** Begin Stored data **
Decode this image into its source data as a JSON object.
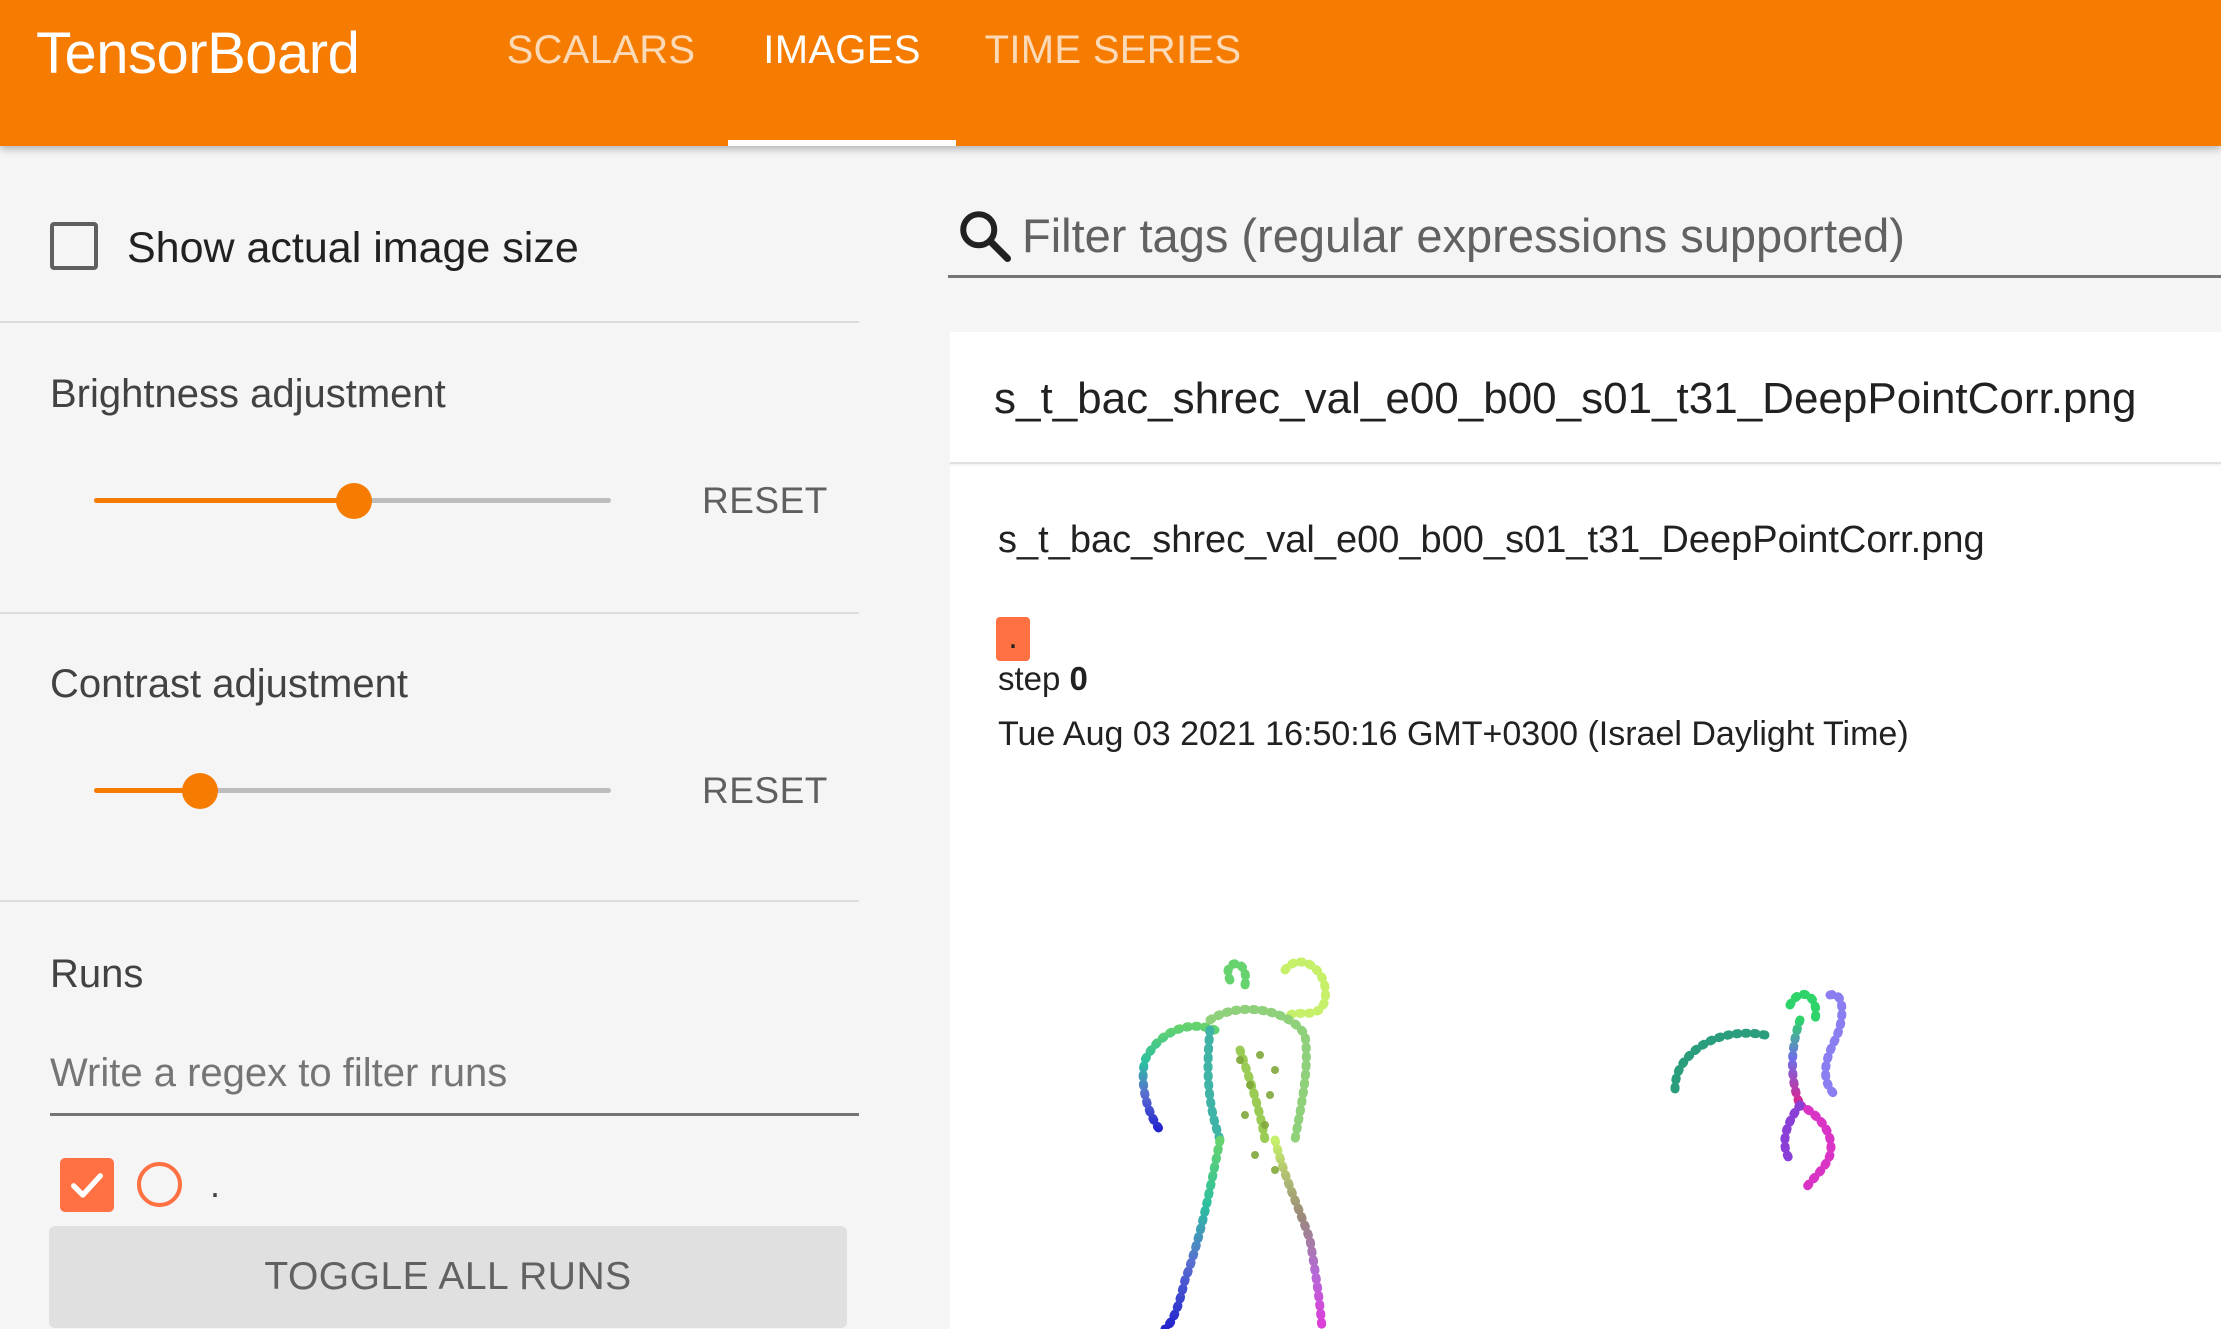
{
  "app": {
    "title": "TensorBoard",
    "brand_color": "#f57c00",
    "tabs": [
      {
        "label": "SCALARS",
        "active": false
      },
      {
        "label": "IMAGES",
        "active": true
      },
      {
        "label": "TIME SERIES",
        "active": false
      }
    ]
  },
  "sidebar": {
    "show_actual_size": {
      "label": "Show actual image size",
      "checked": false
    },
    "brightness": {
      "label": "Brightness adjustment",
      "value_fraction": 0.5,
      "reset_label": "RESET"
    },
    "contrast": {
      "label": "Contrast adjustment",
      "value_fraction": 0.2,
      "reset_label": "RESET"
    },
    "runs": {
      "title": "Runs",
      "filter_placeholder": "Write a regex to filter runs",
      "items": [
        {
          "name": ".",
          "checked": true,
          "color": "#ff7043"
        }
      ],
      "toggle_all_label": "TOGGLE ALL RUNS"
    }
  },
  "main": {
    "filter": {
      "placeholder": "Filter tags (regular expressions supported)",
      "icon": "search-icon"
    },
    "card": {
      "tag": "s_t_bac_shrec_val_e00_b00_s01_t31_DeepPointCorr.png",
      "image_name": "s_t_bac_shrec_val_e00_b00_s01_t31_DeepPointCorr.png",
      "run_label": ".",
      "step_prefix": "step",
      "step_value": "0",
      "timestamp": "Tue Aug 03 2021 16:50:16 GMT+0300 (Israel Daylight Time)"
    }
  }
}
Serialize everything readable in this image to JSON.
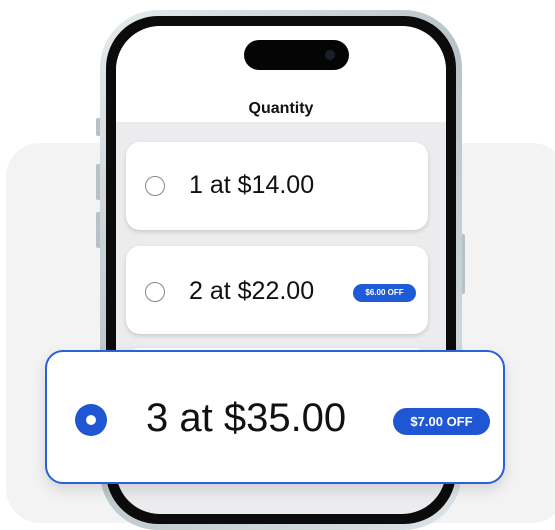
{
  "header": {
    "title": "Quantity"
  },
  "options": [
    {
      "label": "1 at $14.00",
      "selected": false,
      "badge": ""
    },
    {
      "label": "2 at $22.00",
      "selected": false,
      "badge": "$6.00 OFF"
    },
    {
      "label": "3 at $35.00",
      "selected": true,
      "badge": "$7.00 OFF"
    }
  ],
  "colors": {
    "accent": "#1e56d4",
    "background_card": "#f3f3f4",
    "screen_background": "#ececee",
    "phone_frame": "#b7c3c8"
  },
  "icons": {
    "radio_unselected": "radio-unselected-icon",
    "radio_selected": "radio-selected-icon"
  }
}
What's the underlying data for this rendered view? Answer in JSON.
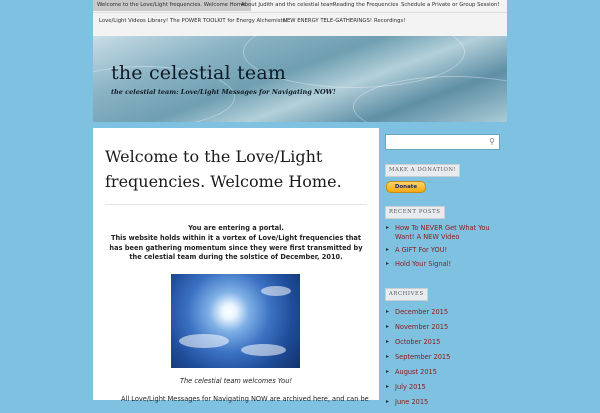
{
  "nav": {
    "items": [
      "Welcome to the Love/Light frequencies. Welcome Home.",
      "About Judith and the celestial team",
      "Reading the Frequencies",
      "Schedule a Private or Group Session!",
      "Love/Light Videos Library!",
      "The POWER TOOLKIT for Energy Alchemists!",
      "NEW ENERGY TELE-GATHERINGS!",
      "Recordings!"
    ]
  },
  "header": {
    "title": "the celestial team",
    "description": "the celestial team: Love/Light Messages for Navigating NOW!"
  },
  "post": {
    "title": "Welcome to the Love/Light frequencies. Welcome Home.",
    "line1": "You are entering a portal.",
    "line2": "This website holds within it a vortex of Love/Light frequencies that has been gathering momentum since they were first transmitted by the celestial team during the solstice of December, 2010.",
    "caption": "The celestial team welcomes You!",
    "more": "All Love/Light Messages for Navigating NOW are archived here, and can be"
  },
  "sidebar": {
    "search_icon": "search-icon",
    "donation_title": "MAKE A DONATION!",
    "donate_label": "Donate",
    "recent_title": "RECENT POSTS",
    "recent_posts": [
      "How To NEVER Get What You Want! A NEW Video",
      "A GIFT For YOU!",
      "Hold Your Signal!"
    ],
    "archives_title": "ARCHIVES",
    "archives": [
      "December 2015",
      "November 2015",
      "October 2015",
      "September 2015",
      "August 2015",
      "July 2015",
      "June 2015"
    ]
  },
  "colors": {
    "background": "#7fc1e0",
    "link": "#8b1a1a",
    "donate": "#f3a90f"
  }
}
** End Stored data **
== Requirements ==
Retype every entry verbatim and exclude the pictures from the copy.

== Problem solution ==
Decode this image into its source data as a JSON object.
{
  "app": {
    "title": "TensorBoard",
    "brand_color": "#f57c00",
    "tabs": [
      {
        "label": "SCALARS",
        "active": false
      },
      {
        "label": "IMAGES",
        "active": true
      },
      {
        "label": "TIME SERIES",
        "active": false
      }
    ]
  },
  "sidebar": {
    "show_actual_size": {
      "label": "Show actual image size",
      "checked": false
    },
    "brightness": {
      "label": "Brightness adjustment",
      "value_fraction": 0.5,
      "reset_label": "RESET"
    },
    "contrast": {
      "label": "Contrast adjustment",
      "value_fraction": 0.2,
      "reset_label": "RESET"
    },
    "runs": {
      "title": "Runs",
      "filter_placeholder": "Write a regex to filter runs",
      "items": [
        {
          "name": ".",
          "checked": true,
          "color": "#ff7043"
        }
      ],
      "toggle_all_label": "TOGGLE ALL RUNS"
    }
  },
  "main": {
    "filter": {
      "placeholder": "Filter tags (regular expressions supported)",
      "icon": "search-icon"
    },
    "card": {
      "tag": "s_t_bac_shrec_val_e00_b00_s01_t31_DeepPointCorr.png",
      "image_name": "s_t_bac_shrec_val_e00_b00_s01_t31_DeepPointCorr.png",
      "run_label": ".",
      "step_prefix": "step",
      "step_value": "0",
      "timestamp": "Tue Aug 03 2021 16:50:16 GMT+0300 (Israel Daylight Time)"
    }
  }
}
Serialize everything readable in this image to JSON.
{
  "header": {
    "title": "Quantity"
  },
  "options": [
    {
      "label": "1 at $14.00",
      "selected": false,
      "badge": ""
    },
    {
      "label": "2 at $22.00",
      "selected": false,
      "badge": "$6.00 OFF"
    },
    {
      "label": "3 at $35.00",
      "selected": true,
      "badge": "$7.00 OFF"
    }
  ],
  "colors": {
    "accent": "#1e56d4",
    "background_card": "#f3f3f4",
    "screen_background": "#ececee",
    "phone_frame": "#b7c3c8"
  },
  "icons": {
    "radio_unselected": "radio-unselected-icon",
    "radio_selected": "radio-selected-icon"
  }
}
What's the underlying data for this rendered view? Answer in JSON.
{
  "nav": {
    "items": [
      "Welcome to the Love/Light frequencies. Welcome Home.",
      "About Judith and the celestial team",
      "Reading the Frequencies",
      "Schedule a Private or Group Session!",
      "Love/Light Videos Library!",
      "The POWER TOOLKIT for Energy Alchemists!",
      "NEW ENERGY TELE-GATHERINGS!",
      "Recordings!"
    ]
  },
  "header": {
    "title": "the celestial team",
    "description": "the celestial team: Love/Light Messages for Navigating NOW!"
  },
  "post": {
    "title": "Welcome to the Love/Light frequencies. Welcome Home.",
    "line1": "You are entering a portal.",
    "line2": "This website holds within it a vortex of Love/Light frequencies that has been gathering momentum since they were first transmitted by the celestial team during the solstice of December, 2010.",
    "caption": "The celestial team welcomes You!",
    "more": "All Love/Light Messages for Navigating NOW are archived here, and can be"
  },
  "sidebar": {
    "search_icon": "search-icon",
    "donation_title": "MAKE A DONATION!",
    "donate_label": "Donate",
    "recent_title": "RECENT POSTS",
    "recent_posts": [
      "How To NEVER Get What You Want! A NEW Video",
      "A GIFT For YOU!",
      "Hold Your Signal!"
    ],
    "archives_title": "ARCHIVES",
    "archives": [
      "December 2015",
      "November 2015",
      "October 2015",
      "September 2015",
      "August 2015",
      "July 2015",
      "June 2015"
    ]
  },
  "colors": {
    "background": "#7fc1e0",
    "link": "#8b1a1a",
    "donate": "#f3a90f"
  }
}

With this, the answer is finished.